◆ What this task involves: Where the string "Fakultas" appears in a line of the data, show that line.

◆ Exercise materials:
——
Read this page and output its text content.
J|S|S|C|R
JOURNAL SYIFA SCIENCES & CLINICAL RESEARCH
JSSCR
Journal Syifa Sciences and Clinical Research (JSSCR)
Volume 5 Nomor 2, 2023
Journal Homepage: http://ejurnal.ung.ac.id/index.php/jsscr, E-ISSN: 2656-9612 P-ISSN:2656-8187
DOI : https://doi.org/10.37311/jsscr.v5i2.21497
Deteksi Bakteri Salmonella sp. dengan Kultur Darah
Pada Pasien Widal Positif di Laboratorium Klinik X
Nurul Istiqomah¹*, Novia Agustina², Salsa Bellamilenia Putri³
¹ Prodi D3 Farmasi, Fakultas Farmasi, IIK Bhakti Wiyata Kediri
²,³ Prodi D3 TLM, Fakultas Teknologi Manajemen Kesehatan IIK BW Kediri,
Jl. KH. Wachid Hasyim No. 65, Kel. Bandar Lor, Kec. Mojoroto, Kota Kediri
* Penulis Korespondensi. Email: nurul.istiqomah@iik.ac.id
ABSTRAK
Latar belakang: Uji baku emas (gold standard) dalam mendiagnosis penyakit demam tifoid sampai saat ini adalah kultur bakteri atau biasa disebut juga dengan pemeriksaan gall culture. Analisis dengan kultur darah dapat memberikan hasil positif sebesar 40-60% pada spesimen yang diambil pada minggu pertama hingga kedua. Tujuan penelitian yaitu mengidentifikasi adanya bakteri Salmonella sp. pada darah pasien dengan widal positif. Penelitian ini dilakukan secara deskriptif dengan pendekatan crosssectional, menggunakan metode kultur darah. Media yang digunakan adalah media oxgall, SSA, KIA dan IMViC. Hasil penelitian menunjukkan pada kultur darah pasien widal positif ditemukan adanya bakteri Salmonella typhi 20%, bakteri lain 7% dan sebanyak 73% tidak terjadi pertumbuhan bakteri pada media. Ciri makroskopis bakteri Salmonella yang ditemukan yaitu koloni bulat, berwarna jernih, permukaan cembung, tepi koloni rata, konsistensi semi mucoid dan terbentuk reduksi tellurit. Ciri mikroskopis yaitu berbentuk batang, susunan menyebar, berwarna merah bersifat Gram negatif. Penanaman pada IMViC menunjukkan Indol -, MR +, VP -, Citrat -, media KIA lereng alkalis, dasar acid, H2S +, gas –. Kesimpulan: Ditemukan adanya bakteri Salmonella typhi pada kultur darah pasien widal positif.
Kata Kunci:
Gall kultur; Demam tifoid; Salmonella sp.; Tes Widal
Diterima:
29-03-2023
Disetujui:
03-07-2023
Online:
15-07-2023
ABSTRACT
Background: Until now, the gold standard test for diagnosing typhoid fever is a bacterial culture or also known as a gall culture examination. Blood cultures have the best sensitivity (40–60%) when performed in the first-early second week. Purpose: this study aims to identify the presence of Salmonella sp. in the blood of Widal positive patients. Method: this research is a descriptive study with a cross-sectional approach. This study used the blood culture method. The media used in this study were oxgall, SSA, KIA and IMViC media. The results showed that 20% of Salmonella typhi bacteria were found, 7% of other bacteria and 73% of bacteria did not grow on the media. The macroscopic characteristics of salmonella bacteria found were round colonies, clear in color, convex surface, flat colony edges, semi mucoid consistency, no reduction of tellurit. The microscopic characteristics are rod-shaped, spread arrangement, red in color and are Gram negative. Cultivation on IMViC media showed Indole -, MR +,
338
——
◆ Answer to the problem:
¹ Prodi D3 Farmasi, Fakultas Farmasi, IIK Bhakti Wiyata Kediri
²,³ Prodi D3 TLM, Fakultas Teknologi Manajemen Kesehatan IIK BW Kediri,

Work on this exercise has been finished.